■ **Task objective**:
Keep only the lines of the listing that include the word "screenshot", and copy them.

■ **Materials provided**:
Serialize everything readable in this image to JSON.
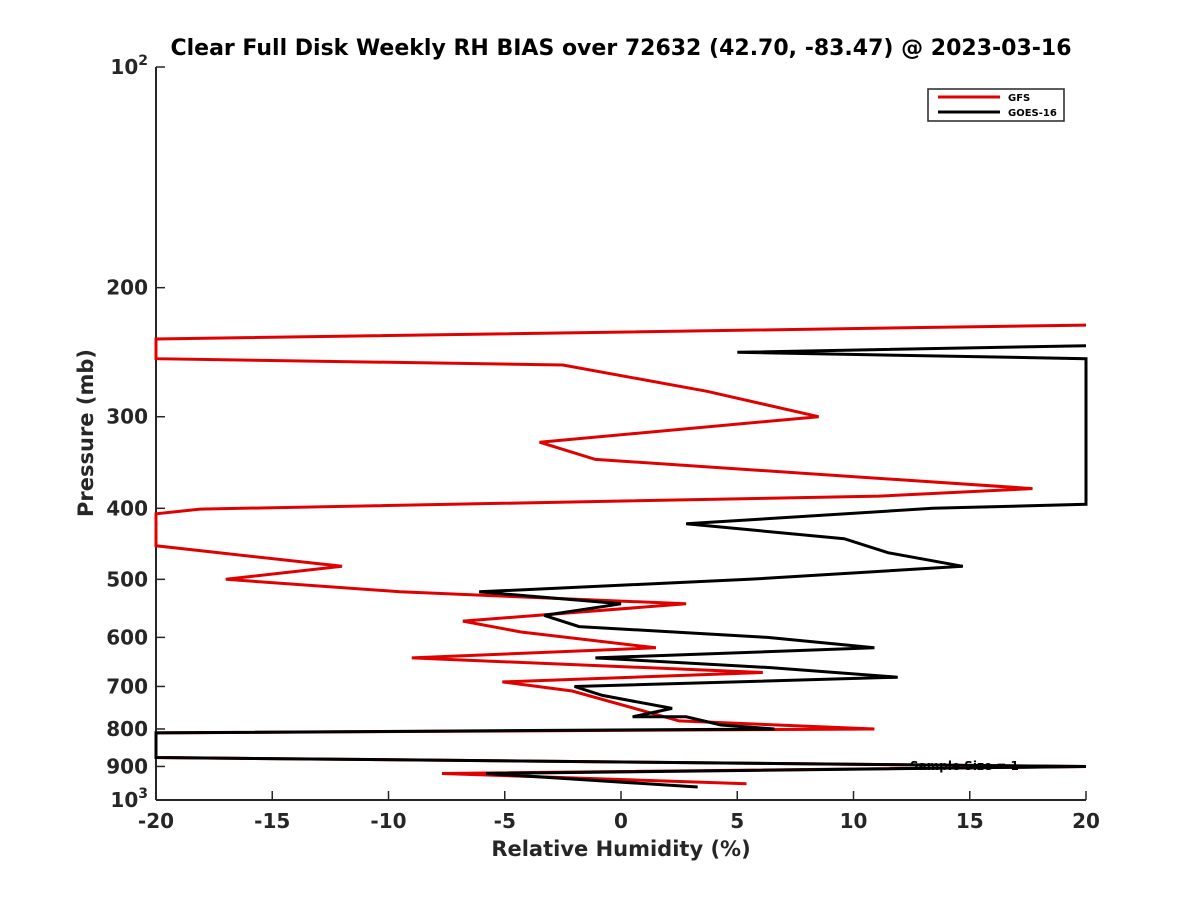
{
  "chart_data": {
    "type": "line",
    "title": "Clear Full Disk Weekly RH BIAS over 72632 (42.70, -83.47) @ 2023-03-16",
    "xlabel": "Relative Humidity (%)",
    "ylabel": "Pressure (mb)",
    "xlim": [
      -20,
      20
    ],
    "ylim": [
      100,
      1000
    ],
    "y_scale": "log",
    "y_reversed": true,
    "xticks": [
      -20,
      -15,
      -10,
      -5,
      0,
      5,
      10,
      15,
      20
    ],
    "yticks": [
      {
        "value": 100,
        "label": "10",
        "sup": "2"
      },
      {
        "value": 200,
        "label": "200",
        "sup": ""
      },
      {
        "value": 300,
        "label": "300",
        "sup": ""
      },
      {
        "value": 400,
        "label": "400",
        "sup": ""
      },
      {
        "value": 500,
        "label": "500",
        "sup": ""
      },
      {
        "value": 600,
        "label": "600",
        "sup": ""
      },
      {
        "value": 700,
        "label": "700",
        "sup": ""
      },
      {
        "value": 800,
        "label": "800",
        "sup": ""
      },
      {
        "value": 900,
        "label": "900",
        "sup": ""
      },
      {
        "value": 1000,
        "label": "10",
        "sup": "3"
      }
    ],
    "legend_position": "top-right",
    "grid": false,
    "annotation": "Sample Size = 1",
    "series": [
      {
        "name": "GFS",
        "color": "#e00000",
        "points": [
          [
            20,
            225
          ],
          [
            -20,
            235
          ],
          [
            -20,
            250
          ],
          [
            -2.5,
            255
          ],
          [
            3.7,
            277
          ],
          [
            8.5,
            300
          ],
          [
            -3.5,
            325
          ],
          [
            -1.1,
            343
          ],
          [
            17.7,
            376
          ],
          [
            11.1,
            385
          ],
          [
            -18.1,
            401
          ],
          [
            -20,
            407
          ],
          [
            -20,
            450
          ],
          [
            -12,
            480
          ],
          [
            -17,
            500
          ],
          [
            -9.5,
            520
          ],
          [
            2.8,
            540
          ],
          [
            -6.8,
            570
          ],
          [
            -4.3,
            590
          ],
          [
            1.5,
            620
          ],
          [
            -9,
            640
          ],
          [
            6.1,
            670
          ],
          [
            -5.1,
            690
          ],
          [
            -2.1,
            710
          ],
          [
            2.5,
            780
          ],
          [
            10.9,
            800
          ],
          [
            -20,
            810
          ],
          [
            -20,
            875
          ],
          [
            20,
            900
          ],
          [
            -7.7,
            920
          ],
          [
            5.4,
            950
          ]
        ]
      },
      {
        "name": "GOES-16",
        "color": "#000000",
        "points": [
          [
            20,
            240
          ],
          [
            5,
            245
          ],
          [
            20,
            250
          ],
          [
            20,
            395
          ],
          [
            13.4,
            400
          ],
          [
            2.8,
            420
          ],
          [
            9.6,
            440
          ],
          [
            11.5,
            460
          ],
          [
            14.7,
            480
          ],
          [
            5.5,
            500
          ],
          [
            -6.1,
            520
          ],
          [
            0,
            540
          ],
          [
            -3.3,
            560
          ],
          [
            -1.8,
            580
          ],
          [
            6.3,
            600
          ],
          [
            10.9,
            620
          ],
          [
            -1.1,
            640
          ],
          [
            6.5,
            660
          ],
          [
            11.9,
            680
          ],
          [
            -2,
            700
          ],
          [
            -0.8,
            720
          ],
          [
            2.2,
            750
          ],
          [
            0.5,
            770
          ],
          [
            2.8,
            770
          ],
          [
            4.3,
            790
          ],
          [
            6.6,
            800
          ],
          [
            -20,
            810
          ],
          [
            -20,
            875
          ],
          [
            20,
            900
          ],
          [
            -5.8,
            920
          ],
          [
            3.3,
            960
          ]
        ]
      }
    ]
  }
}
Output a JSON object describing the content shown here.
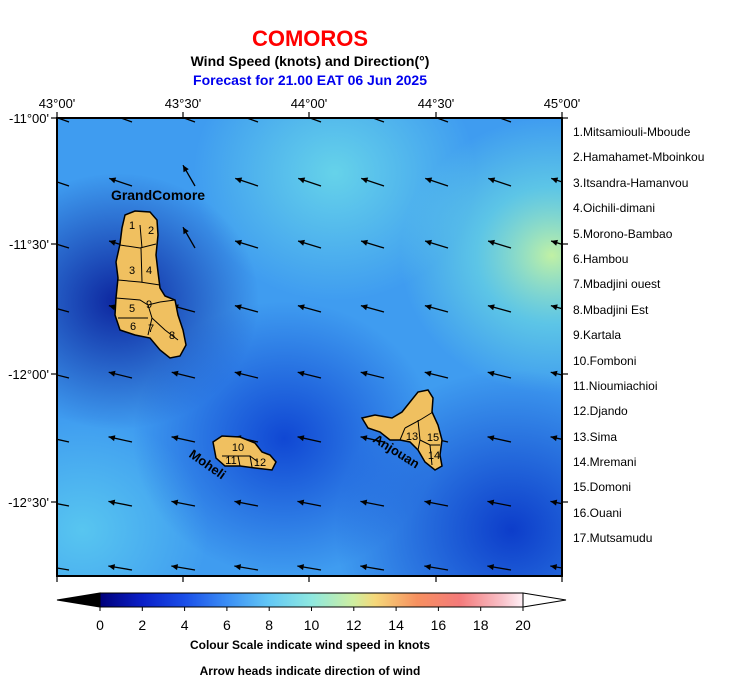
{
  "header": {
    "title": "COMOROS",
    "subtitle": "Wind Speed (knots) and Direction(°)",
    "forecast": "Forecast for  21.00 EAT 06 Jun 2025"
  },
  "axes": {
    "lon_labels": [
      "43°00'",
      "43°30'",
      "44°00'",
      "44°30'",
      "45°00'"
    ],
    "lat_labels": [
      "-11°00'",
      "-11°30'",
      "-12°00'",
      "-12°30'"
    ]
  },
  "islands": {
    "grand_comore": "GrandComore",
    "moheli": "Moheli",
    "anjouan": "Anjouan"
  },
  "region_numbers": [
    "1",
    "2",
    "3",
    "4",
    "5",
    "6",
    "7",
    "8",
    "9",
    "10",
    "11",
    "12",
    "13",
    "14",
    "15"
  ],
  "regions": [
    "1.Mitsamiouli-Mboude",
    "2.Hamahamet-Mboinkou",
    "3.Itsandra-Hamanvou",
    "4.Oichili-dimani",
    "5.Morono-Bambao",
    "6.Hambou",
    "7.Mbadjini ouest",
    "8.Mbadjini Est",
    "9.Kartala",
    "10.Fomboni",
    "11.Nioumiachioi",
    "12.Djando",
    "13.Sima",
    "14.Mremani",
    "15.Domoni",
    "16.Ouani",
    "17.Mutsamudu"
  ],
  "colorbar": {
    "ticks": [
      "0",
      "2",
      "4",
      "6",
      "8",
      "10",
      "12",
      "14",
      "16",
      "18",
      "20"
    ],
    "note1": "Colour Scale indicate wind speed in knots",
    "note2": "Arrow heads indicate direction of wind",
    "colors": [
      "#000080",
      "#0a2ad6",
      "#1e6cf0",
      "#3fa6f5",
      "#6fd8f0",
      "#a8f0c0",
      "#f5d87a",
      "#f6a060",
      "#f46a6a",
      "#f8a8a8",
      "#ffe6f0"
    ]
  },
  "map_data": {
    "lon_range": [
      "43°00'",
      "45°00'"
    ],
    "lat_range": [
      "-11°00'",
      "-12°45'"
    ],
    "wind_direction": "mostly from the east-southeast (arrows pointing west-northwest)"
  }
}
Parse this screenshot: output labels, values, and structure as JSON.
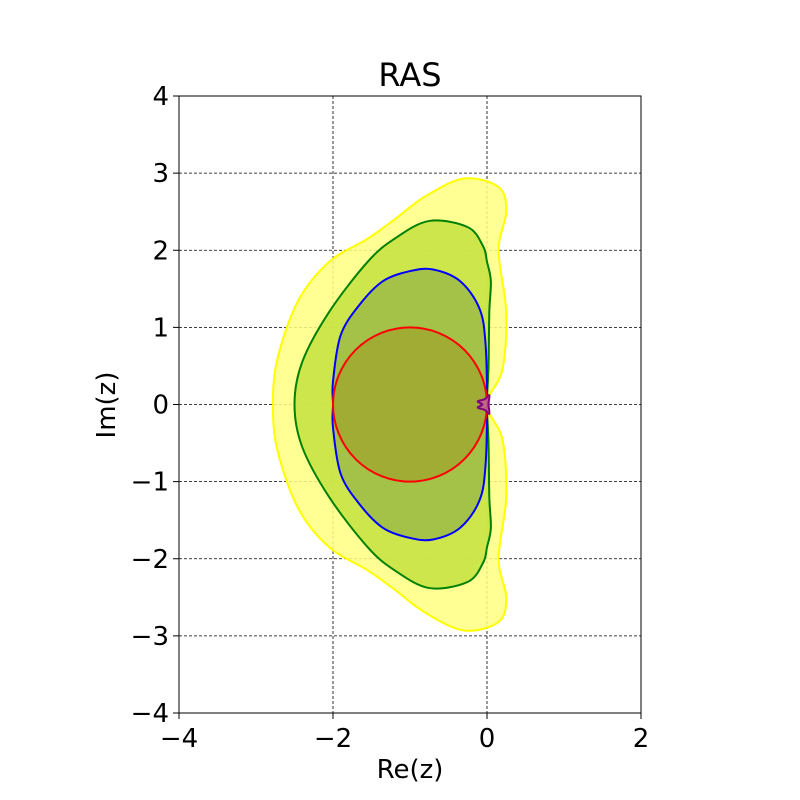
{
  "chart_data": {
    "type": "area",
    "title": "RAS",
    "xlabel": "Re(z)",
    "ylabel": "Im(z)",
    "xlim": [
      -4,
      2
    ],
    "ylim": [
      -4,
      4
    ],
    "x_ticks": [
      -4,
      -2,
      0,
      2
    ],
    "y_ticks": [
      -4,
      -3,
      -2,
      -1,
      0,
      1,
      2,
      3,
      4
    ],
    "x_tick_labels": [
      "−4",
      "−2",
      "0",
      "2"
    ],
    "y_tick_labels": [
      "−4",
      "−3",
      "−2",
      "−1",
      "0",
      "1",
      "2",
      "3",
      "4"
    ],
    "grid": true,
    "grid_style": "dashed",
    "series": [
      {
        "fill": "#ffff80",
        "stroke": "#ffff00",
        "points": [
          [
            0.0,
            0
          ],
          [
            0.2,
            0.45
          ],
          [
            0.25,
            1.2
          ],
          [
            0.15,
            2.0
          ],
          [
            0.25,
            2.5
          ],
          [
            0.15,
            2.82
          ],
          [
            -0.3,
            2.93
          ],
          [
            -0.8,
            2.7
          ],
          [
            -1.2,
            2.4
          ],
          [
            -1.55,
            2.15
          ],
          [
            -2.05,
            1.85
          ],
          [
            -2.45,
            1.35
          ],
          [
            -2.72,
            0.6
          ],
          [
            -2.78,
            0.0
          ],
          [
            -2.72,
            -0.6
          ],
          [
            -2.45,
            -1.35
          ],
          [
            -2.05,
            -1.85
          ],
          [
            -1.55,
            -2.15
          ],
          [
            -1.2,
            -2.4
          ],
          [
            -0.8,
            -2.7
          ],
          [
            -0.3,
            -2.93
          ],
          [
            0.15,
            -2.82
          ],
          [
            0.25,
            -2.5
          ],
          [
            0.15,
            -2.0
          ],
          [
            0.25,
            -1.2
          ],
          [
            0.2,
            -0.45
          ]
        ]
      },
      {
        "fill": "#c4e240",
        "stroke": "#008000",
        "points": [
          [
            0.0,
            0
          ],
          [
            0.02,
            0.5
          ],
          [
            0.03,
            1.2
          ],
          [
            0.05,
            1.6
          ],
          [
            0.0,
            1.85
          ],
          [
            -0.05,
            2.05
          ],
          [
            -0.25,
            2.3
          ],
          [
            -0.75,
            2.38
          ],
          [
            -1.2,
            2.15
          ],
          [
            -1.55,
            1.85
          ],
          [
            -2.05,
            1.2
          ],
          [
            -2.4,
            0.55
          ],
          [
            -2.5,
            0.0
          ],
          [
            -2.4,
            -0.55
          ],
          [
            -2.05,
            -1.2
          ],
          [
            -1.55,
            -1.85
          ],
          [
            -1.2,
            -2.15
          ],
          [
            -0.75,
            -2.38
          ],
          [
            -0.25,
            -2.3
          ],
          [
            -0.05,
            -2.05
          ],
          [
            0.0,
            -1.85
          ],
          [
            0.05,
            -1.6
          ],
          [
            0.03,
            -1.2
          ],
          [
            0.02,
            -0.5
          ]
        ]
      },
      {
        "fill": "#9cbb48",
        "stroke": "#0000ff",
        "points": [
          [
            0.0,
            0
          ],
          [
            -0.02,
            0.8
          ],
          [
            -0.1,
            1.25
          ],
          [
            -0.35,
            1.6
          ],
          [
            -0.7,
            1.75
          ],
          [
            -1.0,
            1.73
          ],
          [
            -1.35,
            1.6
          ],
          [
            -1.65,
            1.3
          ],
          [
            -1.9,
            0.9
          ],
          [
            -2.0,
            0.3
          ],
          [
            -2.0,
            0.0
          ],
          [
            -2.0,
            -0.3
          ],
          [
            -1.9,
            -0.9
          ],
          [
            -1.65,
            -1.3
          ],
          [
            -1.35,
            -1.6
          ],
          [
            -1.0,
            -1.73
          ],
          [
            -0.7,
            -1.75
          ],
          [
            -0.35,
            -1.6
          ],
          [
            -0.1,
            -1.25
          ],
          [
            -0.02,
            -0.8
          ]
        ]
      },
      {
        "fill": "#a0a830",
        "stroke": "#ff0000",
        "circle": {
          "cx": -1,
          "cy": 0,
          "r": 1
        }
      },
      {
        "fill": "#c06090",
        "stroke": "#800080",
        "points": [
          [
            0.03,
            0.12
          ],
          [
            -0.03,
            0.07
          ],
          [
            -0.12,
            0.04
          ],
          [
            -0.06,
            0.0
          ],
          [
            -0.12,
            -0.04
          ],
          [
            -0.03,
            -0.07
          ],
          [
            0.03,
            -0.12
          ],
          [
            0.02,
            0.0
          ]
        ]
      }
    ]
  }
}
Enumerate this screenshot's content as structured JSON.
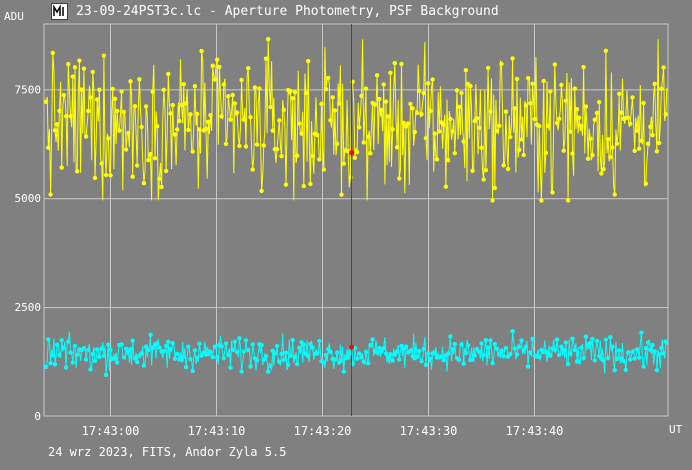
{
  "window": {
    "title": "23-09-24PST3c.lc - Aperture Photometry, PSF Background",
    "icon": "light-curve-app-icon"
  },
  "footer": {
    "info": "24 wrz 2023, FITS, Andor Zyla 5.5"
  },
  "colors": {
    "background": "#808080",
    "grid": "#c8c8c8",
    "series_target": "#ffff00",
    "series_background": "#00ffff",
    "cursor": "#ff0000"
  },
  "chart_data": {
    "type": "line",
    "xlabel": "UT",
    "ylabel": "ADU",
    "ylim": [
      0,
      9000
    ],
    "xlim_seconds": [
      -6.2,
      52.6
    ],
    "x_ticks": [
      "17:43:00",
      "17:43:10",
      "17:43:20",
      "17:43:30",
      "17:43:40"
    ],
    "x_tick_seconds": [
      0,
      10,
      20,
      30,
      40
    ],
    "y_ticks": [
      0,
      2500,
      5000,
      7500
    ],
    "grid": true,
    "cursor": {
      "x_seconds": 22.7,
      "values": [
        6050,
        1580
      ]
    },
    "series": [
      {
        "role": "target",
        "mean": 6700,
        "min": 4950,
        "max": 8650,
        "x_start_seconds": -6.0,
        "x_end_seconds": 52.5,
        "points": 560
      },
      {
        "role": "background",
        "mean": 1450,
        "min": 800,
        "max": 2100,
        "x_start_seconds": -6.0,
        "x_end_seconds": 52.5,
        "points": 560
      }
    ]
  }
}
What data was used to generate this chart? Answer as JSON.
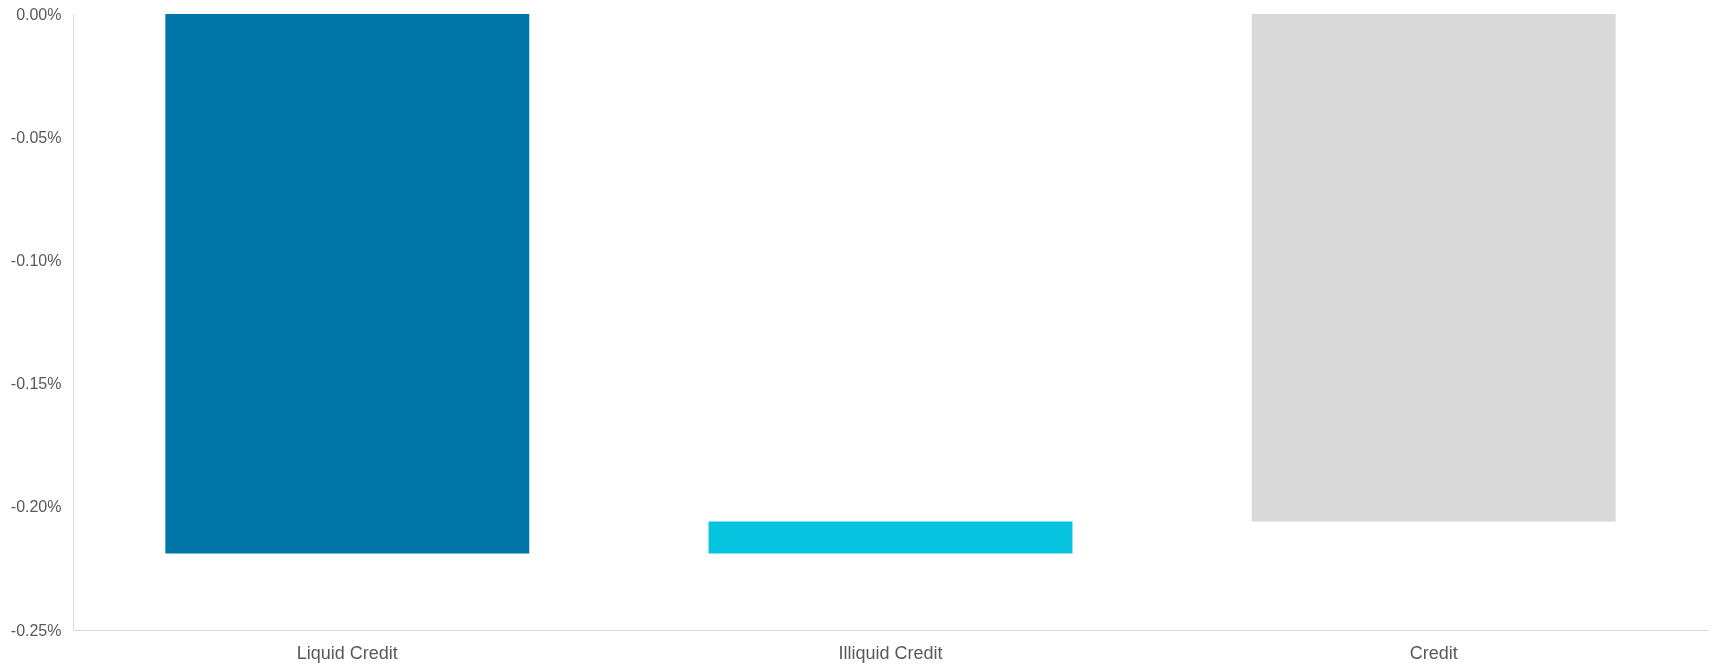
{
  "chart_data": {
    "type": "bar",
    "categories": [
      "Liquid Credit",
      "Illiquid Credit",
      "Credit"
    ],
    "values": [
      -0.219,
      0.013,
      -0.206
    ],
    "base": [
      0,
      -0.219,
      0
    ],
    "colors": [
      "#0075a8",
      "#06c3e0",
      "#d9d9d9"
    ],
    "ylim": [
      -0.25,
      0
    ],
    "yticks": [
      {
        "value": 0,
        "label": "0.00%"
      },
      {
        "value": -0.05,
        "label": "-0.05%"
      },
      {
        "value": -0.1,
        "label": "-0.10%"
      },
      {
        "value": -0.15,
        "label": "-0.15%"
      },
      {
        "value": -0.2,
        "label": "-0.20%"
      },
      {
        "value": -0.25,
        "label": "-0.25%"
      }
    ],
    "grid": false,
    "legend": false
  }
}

■ **Solved problem**:
Parse this screenshot: output labels, values, and structure as JSON.
Enumerate this screenshot's content as structured JSON.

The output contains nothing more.